▶ **AIM**: Repeat the material verbatim and drop the pictures.

┌──

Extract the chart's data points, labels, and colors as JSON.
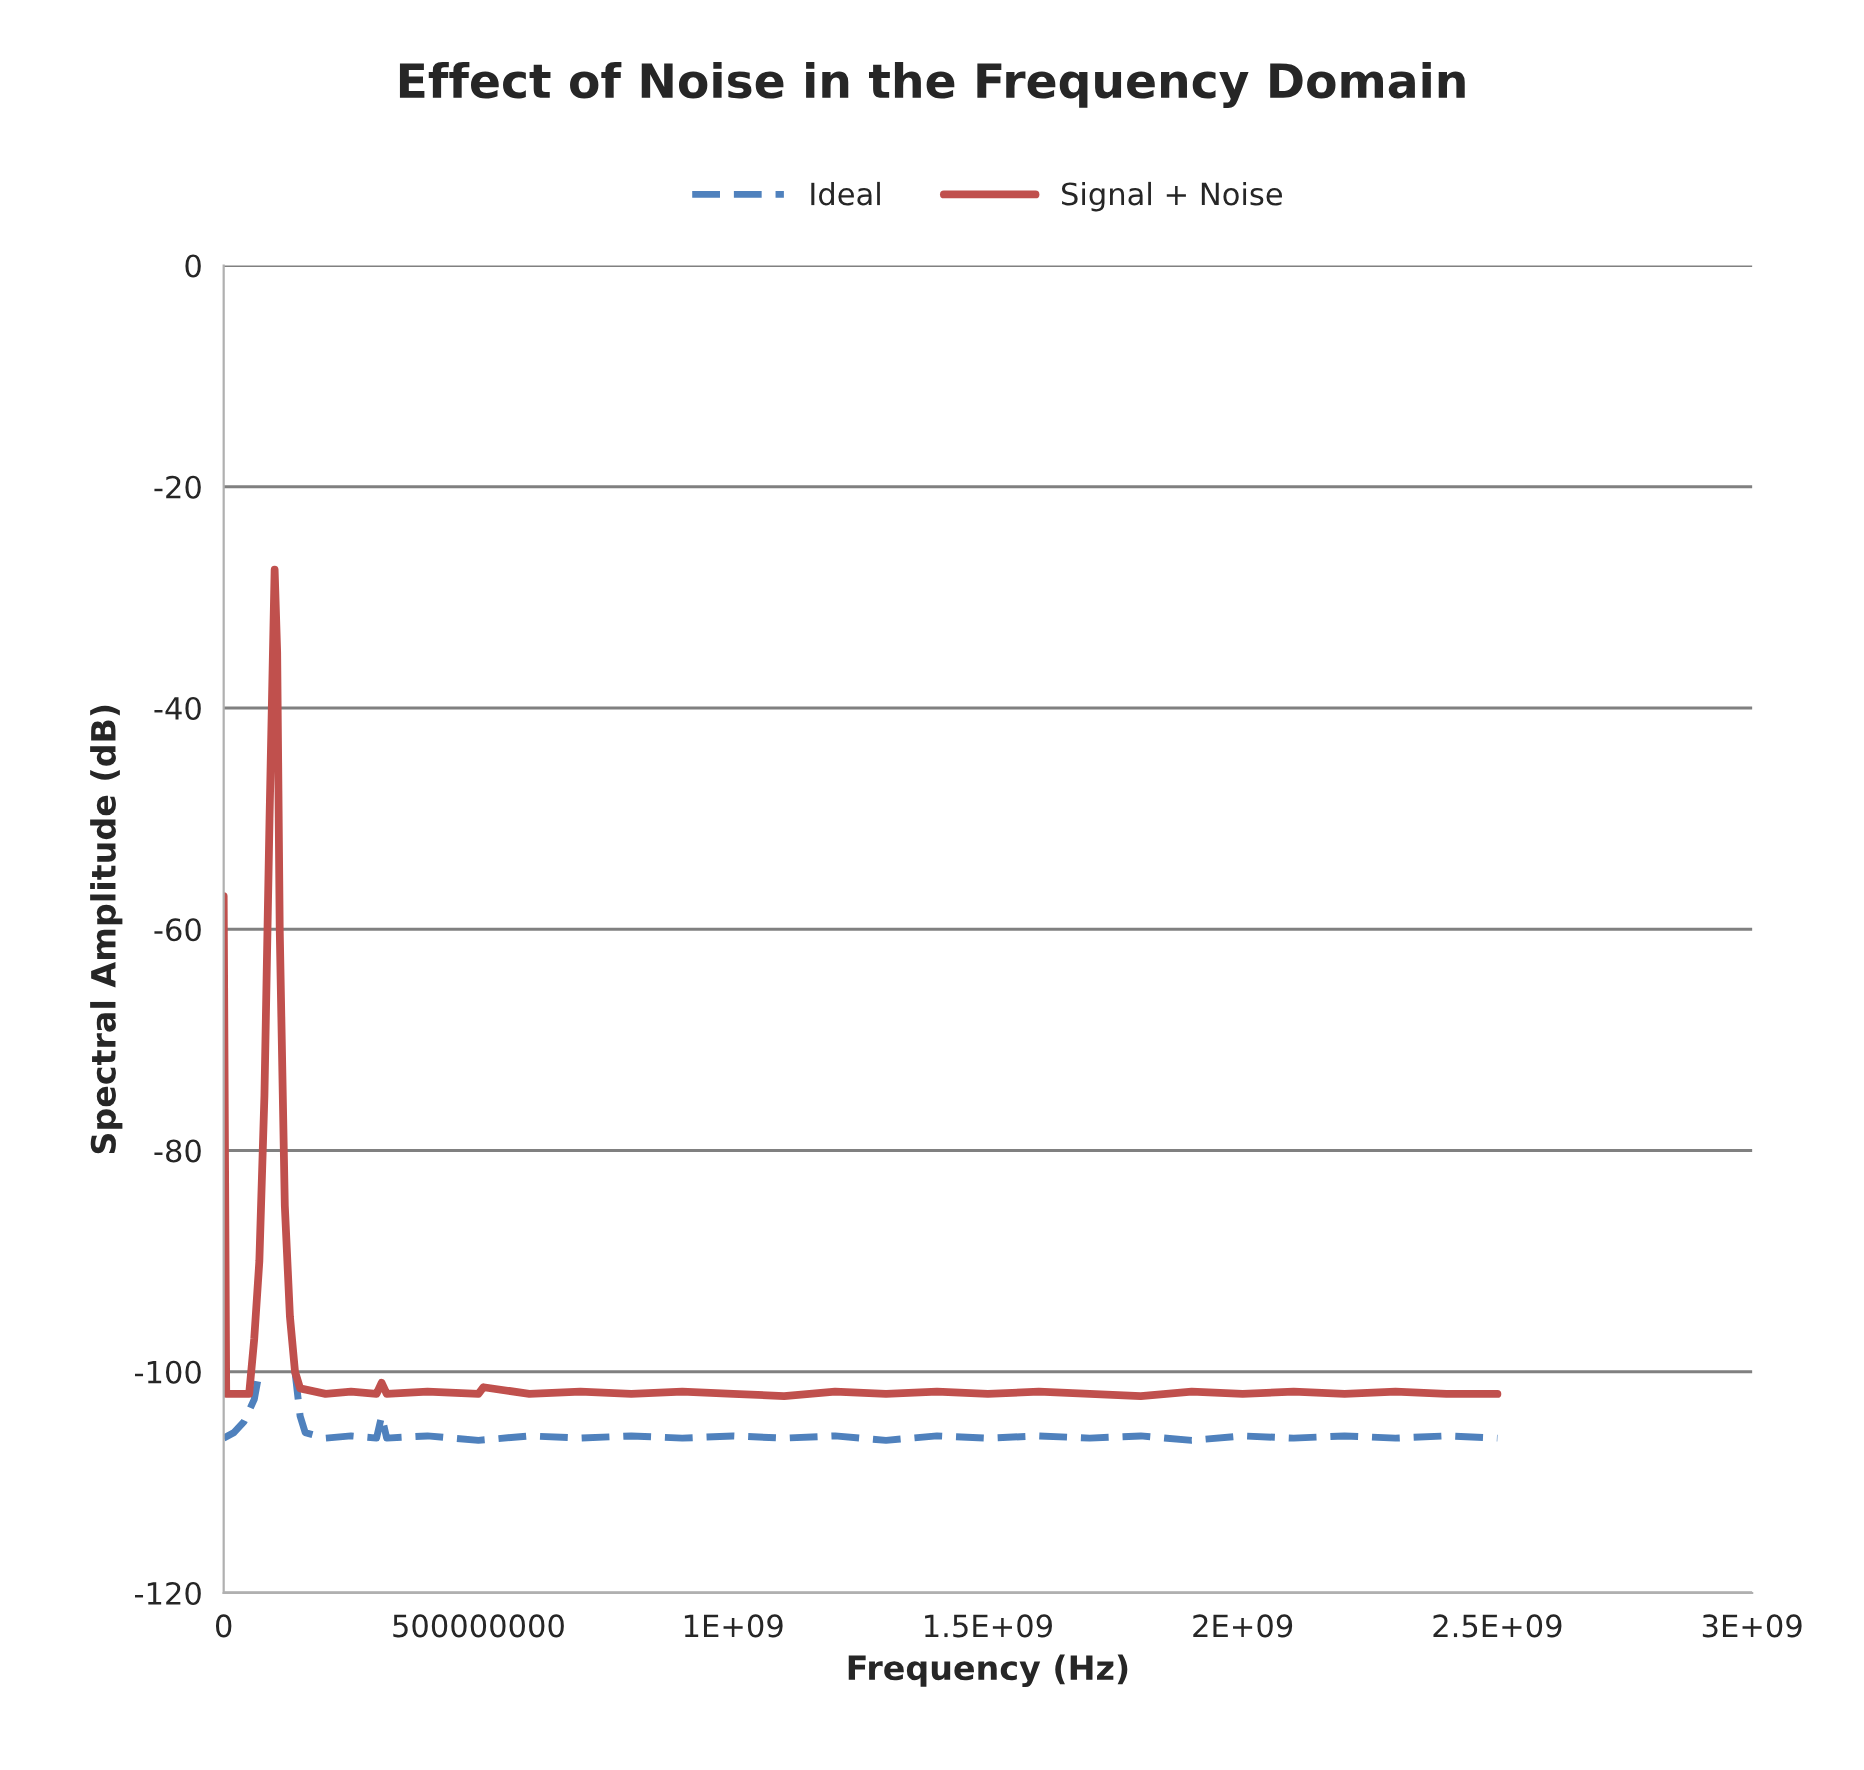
{
  "chart_data": {
    "type": "line",
    "title": "Effect of Noise in the Frequency Domain",
    "xlabel": "Frequency (Hz)",
    "ylabel": "Spectral Amplitude (dB)",
    "xlim": [
      0,
      3000000000
    ],
    "xticks": [
      0,
      {
        "value": 500000000,
        "label": "500000000"
      },
      {
        "value": 1000000000,
        "label": "1E+09"
      },
      {
        "value": 1500000000,
        "label": "1.5E+09"
      },
      {
        "value": 2000000000,
        "label": "2E+09"
      },
      {
        "value": 2500000000,
        "label": "2.5E+09"
      },
      {
        "value": 3000000000,
        "label": "3E+09"
      }
    ],
    "ylim": [
      -120,
      0
    ],
    "yticks": [
      -120,
      -100,
      -80,
      -60,
      -40,
      -20,
      0
    ],
    "grid": "y",
    "legend": "top",
    "marker": "none",
    "series": [
      {
        "name": "Ideal",
        "color": "#4f81bd",
        "line_style": "dashed",
        "x": [
          0,
          20000000,
          40000000,
          60000000,
          70000000,
          80000000,
          130000000,
          140000000,
          150000000,
          160000000,
          200000000,
          250000000,
          300000000,
          310000000,
          320000000,
          400000000,
          500000000,
          600000000,
          700000000,
          800000000,
          900000000,
          1000000000,
          1100000000,
          1200000000,
          1300000000,
          1400000000,
          1500000000,
          1600000000,
          1700000000,
          1800000000,
          1900000000,
          2000000000,
          2100000000,
          2200000000,
          2300000000,
          2400000000,
          2500000000
        ],
        "values": [
          -106,
          -105.5,
          -104.5,
          -102.5,
          -100,
          null,
          null,
          -100,
          -104,
          -105.5,
          -106,
          -105.8,
          -106,
          -104,
          -106,
          -105.8,
          -106.2,
          -105.8,
          -106,
          -105.8,
          -106,
          -105.8,
          -106,
          -105.8,
          -106.2,
          -105.8,
          -106,
          -105.8,
          -106,
          -105.8,
          -106.2,
          -105.8,
          -106,
          -105.8,
          -106,
          -105.8,
          -106
        ]
      },
      {
        "name": "Signal + Noise",
        "color": "#c0504d",
        "line_style": "solid",
        "x": [
          0,
          5000000,
          30000000,
          50000000,
          60000000,
          70000000,
          80000000,
          90000000,
          100000000,
          105000000,
          110000000,
          120000000,
          130000000,
          140000000,
          150000000,
          200000000,
          250000000,
          300000000,
          310000000,
          320000000,
          400000000,
          500000000,
          510000000,
          600000000,
          700000000,
          800000000,
          900000000,
          1000000000,
          1100000000,
          1200000000,
          1300000000,
          1400000000,
          1500000000,
          1600000000,
          1700000000,
          1800000000,
          1900000000,
          2000000000,
          2100000000,
          2200000000,
          2300000000,
          2400000000,
          2500000000
        ],
        "values": [
          -57,
          -102,
          -102,
          -102,
          -97,
          -90,
          -75,
          -50,
          -27.5,
          -35,
          -60,
          -85,
          -95,
          -100,
          -101.5,
          -102,
          -101.8,
          -102,
          -101,
          -102,
          -101.8,
          -102,
          -101.4,
          -102,
          -101.8,
          -102,
          -101.8,
          -102,
          -102.2,
          -101.8,
          -102,
          -101.8,
          -102,
          -101.8,
          -102,
          -102.2,
          -101.8,
          -102,
          -101.8,
          -102,
          -101.8,
          -102,
          -102
        ]
      }
    ]
  }
}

└──

▶ **THE REPLY**:
Extract the chart's data points, labels, and colors as JSON.
{
  "chart_data": {
    "type": "line",
    "title": "Effect of Noise in the Frequency Domain",
    "xlabel": "Frequency (Hz)",
    "ylabel": "Spectral Amplitude (dB)",
    "xlim": [
      0,
      3000000000
    ],
    "xticks": [
      0,
      {
        "value": 500000000,
        "label": "500000000"
      },
      {
        "value": 1000000000,
        "label": "1E+09"
      },
      {
        "value": 1500000000,
        "label": "1.5E+09"
      },
      {
        "value": 2000000000,
        "label": "2E+09"
      },
      {
        "value": 2500000000,
        "label": "2.5E+09"
      },
      {
        "value": 3000000000,
        "label": "3E+09"
      }
    ],
    "ylim": [
      -120,
      0
    ],
    "yticks": [
      -120,
      -100,
      -80,
      -60,
      -40,
      -20,
      0
    ],
    "grid": "y",
    "legend": "top",
    "marker": "none",
    "series": [
      {
        "name": "Ideal",
        "color": "#4f81bd",
        "line_style": "dashed",
        "x": [
          0,
          20000000,
          40000000,
          60000000,
          70000000,
          80000000,
          130000000,
          140000000,
          150000000,
          160000000,
          200000000,
          250000000,
          300000000,
          310000000,
          320000000,
          400000000,
          500000000,
          600000000,
          700000000,
          800000000,
          900000000,
          1000000000,
          1100000000,
          1200000000,
          1300000000,
          1400000000,
          1500000000,
          1600000000,
          1700000000,
          1800000000,
          1900000000,
          2000000000,
          2100000000,
          2200000000,
          2300000000,
          2400000000,
          2500000000
        ],
        "values": [
          -106,
          -105.5,
          -104.5,
          -102.5,
          -100,
          null,
          null,
          -100,
          -104,
          -105.5,
          -106,
          -105.8,
          -106,
          -104,
          -106,
          -105.8,
          -106.2,
          -105.8,
          -106,
          -105.8,
          -106,
          -105.8,
          -106,
          -105.8,
          -106.2,
          -105.8,
          -106,
          -105.8,
          -106,
          -105.8,
          -106.2,
          -105.8,
          -106,
          -105.8,
          -106,
          -105.8,
          -106
        ]
      },
      {
        "name": "Signal + Noise",
        "color": "#c0504d",
        "line_style": "solid",
        "x": [
          0,
          5000000,
          30000000,
          50000000,
          60000000,
          70000000,
          80000000,
          90000000,
          100000000,
          105000000,
          110000000,
          120000000,
          130000000,
          140000000,
          150000000,
          200000000,
          250000000,
          300000000,
          310000000,
          320000000,
          400000000,
          500000000,
          510000000,
          600000000,
          700000000,
          800000000,
          900000000,
          1000000000,
          1100000000,
          1200000000,
          1300000000,
          1400000000,
          1500000000,
          1600000000,
          1700000000,
          1800000000,
          1900000000,
          2000000000,
          2100000000,
          2200000000,
          2300000000,
          2400000000,
          2500000000
        ],
        "values": [
          -57,
          -102,
          -102,
          -102,
          -97,
          -90,
          -75,
          -50,
          -27.5,
          -35,
          -60,
          -85,
          -95,
          -100,
          -101.5,
          -102,
          -101.8,
          -102,
          -101,
          -102,
          -101.8,
          -102,
          -101.4,
          -102,
          -101.8,
          -102,
          -101.8,
          -102,
          -102.2,
          -101.8,
          -102,
          -101.8,
          -102,
          -101.8,
          -102,
          -102.2,
          -101.8,
          -102,
          -101.8,
          -102,
          -101.8,
          -102,
          -102
        ]
      }
    ]
  }
}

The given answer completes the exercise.